(Exercise brief): Please print every record below exactly as it reads.

(Records drawn from a dataset):
◆ ◆ ◆ ◆ ◆

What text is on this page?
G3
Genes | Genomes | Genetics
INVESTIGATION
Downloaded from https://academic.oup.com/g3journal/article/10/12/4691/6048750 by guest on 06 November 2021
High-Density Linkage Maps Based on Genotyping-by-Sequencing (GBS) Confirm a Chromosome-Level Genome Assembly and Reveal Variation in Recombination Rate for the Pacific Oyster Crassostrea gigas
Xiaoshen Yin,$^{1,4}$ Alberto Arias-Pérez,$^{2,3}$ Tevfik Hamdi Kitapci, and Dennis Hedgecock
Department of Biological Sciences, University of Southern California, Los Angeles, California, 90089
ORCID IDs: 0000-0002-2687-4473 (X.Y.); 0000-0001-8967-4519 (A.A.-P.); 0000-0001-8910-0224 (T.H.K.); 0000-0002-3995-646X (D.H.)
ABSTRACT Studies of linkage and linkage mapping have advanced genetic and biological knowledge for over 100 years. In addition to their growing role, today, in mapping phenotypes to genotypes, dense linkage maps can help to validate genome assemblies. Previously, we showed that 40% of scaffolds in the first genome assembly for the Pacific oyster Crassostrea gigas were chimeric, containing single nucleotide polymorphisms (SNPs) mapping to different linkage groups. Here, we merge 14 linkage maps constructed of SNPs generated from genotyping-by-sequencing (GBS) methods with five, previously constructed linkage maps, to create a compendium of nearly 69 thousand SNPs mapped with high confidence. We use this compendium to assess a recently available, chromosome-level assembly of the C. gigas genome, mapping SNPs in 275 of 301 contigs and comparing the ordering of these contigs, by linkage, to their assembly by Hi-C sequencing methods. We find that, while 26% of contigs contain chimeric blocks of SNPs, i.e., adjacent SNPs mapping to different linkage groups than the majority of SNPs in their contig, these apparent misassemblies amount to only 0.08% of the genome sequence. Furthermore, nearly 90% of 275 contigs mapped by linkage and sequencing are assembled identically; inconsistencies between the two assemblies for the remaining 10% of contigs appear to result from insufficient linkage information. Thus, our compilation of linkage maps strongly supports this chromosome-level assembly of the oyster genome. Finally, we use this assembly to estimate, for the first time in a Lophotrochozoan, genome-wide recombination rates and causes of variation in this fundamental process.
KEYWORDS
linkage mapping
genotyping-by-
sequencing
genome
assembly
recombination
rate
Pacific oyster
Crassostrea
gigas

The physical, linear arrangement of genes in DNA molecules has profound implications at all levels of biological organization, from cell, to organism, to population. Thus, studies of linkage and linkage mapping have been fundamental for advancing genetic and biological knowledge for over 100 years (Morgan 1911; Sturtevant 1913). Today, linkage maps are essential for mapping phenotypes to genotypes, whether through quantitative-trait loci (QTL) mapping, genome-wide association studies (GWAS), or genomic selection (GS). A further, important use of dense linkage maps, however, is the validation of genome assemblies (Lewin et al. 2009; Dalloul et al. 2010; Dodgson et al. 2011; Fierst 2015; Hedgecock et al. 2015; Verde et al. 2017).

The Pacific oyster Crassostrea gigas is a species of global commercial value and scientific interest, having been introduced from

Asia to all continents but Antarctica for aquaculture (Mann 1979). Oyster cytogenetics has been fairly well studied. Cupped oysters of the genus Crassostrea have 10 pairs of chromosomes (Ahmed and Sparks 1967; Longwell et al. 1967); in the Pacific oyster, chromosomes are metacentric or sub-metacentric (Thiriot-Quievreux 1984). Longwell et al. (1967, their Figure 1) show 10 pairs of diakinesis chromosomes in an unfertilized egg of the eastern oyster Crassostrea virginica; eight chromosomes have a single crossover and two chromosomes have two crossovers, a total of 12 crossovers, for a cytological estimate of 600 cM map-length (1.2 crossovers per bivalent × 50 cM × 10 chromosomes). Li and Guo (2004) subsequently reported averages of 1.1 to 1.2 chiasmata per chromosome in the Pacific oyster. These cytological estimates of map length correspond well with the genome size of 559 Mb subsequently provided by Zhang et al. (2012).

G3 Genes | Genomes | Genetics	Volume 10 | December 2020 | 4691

◆ ◆ ◆ ◆ ◆

(Response box):
What text is on this page?
G3
Genes | Genomes | Genetics
INVESTIGATION
Downloaded from https://academic.oup.com/g3journal/article/10/12/4691/6048750 by guest on 06 November 2021
High-Density Linkage Maps Based on Genotyping-by-Sequencing (GBS) Confirm a Chromosome-Level Genome Assembly and Reveal Variation in Recombination Rate for the Pacific Oyster Crassostrea gigas
Xiaoshen Yin,$^{1,4}$ Alberto Arias-Pérez,$^{2,3}$ Tevfik Hamdi Kitapci, and Dennis Hedgecock
Department of Biological Sciences, University of Southern California, Los Angeles, California, 90089
ORCID IDs: 0000-0002-2687-4473 (X.Y.); 0000-0001-8967-4519 (A.A.-P.); 0000-0001-8910-0224 (T.H.K.); 0000-0002-3995-646X (D.H.)
ABSTRACT Studies of linkage and linkage mapping have advanced genetic and biological knowledge for over 100 years. In addition to their growing role, today, in mapping phenotypes to genotypes, dense linkage maps can help to validate genome assemblies. Previously, we showed that 40% of scaffolds in the first genome assembly for the Pacific oyster Crassostrea gigas were chimeric, containing single nucleotide polymorphisms (SNPs) mapping to different linkage groups. Here, we merge 14 linkage maps constructed of SNPs generated from genotyping-by-sequencing (GBS) methods with five, previously constructed linkage maps, to create a compendium of nearly 69 thousand SNPs mapped with high confidence. We use this compendium to assess a recently available, chromosome-level assembly of the C. gigas genome, mapping SNPs in 275 of 301 contigs and comparing the ordering of these contigs, by linkage, to their assembly by Hi-C sequencing methods. We find that, while 26% of contigs contain chimeric blocks of SNPs, i.e., adjacent SNPs mapping to different linkage groups than the majority of SNPs in their contig, these apparent misassemblies amount to only 0.08% of the genome sequence. Furthermore, nearly 90% of 275 contigs mapped by linkage and sequencing are assembled identically; inconsistencies between the two assemblies for the remaining 10% of contigs appear to result from insufficient linkage information. Thus, our compilation of linkage maps strongly supports this chromosome-level assembly of the oyster genome. Finally, we use this assembly to estimate, for the first time in a Lophotrochozoan, genome-wide recombination rates and causes of variation in this fundamental process.
KEYWORDS
linkage mapping
genotyping-by-
sequencing
genome
assembly
recombination
rate
Pacific oyster
Crassostrea
gigas

The physical, linear arrangement of genes in DNA molecules has profound implications at all levels of biological organization, from cell, to organism, to population. Thus, studies of linkage and linkage mapping have been fundamental for advancing genetic and biological knowledge for over 100 years (Morgan 1911; Sturtevant 1913). Today, linkage maps are essential for mapping phenotypes to genotypes, whether through quantitative-trait loci (QTL) mapping, genome-wide association studies (GWAS), or genomic selection (GS). A further, important use of dense linkage maps, however, is the validation of genome assemblies (Lewin et al. 2009; Dalloul et al. 2010; Dodgson et al. 2011; Fierst 2015; Hedgecock et al. 2015; Verde et al. 2017).

The Pacific oyster Crassostrea gigas is a species of global commercial value and scientific interest, having been introduced from

Asia to all continents but Antarctica for aquaculture (Mann 1979). Oyster cytogenetics has been fairly well studied. Cupped oysters of the genus Crassostrea have 10 pairs of chromosomes (Ahmed and Sparks 1967; Longwell et al. 1967); in the Pacific oyster, chromosomes are metacentric or sub-metacentric (Thiriot-Quievreux 1984). Longwell et al. (1967, their Figure 1) show 10 pairs of diakinesis chromosomes in an unfertilized egg of the eastern oyster Crassostrea virginica; eight chromosomes have a single crossover and two chromosomes have two crossovers, a total of 12 crossovers, for a cytological estimate of 600 cM map-length (1.2 crossovers per bivalent × 50 cM × 10 chromosomes). Li and Guo (2004) subsequently reported averages of 1.1 to 1.2 chiasmata per chromosome in the Pacific oyster. These cytological estimates of map length correspond well with the genome size of 559 Mb subsequently provided by Zhang et al. (2012).

G3 Genes | Genomes | Genetics	Volume 10 | December 2020 | 4691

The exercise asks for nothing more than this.